» **Brief**: Which lines hold the word "crashing"? Copy each one.

··· Records for the exercise

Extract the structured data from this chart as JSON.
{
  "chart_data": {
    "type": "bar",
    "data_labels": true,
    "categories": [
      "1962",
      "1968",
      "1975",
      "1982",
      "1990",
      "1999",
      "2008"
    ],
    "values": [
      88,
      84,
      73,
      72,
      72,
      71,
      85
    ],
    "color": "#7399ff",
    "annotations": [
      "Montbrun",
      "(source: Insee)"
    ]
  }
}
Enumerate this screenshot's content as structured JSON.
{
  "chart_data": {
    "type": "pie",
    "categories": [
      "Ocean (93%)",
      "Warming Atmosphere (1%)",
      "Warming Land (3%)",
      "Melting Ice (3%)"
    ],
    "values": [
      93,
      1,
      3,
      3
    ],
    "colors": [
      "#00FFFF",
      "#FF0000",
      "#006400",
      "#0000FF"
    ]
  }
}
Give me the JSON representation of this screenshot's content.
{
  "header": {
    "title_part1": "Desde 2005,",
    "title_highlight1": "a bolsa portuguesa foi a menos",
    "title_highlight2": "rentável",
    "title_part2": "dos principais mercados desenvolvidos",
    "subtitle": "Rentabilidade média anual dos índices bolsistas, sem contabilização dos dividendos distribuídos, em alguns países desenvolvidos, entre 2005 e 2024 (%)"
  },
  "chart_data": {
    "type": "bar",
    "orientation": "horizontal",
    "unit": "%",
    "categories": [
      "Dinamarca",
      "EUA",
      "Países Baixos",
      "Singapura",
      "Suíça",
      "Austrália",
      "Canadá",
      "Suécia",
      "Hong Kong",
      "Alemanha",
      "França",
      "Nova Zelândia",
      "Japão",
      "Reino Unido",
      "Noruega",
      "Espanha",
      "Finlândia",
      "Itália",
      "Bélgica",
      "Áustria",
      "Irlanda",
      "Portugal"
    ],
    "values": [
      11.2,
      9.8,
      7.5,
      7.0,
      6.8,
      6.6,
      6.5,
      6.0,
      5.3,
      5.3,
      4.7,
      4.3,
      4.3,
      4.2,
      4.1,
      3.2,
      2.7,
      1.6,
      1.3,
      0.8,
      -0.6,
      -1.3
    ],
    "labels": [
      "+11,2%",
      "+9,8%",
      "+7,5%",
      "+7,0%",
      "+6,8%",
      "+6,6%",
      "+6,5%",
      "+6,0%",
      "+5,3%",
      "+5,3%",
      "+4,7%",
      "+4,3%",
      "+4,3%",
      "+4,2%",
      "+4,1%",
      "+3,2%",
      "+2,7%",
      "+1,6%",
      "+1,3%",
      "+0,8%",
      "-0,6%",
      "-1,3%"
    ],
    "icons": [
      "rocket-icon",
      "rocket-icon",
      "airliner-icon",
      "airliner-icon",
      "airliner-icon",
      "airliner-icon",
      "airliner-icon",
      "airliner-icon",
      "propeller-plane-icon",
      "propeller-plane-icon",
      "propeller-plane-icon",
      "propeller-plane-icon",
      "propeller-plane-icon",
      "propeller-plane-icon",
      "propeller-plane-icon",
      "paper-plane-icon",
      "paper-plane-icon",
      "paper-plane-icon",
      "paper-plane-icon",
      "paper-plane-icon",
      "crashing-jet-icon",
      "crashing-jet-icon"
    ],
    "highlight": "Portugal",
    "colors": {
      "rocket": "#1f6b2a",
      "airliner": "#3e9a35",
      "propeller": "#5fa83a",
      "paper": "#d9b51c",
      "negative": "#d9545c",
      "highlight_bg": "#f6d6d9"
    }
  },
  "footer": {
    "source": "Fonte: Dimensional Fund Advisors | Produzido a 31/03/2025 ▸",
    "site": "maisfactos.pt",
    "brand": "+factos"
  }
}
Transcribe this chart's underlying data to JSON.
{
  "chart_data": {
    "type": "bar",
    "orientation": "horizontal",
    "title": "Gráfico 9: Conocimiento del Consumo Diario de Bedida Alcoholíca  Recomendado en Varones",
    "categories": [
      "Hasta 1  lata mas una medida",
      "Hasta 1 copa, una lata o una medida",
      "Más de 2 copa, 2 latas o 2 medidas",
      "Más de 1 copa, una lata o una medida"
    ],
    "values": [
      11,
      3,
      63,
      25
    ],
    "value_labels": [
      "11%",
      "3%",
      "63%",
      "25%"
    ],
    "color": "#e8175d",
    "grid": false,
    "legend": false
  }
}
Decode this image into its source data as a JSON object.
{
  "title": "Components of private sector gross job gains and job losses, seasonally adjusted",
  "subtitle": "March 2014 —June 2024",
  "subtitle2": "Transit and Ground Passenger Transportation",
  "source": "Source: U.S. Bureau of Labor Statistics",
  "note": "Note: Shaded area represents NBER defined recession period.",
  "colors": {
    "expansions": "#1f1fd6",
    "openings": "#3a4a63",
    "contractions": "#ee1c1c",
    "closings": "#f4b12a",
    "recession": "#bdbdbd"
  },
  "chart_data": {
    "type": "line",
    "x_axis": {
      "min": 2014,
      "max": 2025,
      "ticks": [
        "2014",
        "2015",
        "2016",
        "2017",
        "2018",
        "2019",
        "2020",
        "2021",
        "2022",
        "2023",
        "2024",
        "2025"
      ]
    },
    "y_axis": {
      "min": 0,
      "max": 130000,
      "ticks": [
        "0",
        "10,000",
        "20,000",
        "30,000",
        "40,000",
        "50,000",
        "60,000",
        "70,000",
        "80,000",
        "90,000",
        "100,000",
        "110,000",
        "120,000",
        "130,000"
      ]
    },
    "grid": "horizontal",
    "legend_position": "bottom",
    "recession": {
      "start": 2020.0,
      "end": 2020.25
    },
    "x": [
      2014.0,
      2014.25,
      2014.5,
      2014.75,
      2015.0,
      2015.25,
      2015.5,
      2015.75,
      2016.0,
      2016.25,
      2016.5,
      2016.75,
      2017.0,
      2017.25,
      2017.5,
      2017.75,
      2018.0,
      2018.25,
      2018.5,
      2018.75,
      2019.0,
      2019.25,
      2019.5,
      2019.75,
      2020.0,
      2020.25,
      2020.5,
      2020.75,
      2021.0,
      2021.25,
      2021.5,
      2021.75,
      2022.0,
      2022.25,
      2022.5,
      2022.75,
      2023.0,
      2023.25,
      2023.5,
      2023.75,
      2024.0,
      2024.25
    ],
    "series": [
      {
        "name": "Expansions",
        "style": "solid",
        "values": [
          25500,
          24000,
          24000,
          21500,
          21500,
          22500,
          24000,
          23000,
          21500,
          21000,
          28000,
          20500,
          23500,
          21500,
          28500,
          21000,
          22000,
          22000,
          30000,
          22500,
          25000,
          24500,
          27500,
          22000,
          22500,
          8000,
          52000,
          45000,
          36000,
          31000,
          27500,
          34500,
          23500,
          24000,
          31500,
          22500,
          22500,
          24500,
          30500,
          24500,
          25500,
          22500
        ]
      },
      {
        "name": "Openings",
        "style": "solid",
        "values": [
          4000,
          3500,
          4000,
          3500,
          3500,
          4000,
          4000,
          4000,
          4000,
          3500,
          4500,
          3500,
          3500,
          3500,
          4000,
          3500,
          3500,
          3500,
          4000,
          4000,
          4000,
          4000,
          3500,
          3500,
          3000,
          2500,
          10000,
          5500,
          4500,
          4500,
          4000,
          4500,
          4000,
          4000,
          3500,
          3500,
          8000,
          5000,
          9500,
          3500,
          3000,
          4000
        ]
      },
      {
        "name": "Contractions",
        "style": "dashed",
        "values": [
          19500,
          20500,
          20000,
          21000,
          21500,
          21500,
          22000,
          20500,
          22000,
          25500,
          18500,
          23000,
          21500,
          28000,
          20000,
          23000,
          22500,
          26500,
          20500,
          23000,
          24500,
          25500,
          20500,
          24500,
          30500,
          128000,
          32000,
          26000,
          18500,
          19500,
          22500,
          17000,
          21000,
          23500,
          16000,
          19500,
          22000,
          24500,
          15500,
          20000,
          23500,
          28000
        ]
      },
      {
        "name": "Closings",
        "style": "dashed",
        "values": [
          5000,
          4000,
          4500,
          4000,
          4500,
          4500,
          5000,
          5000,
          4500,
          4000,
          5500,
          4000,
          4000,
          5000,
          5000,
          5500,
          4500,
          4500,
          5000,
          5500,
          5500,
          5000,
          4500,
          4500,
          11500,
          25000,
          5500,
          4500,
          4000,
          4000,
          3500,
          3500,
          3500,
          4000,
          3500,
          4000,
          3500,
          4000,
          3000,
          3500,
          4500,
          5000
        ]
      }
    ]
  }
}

······

» **Exercise output**:
      "crashing-jet-icon",
      "crashing-jet-icon"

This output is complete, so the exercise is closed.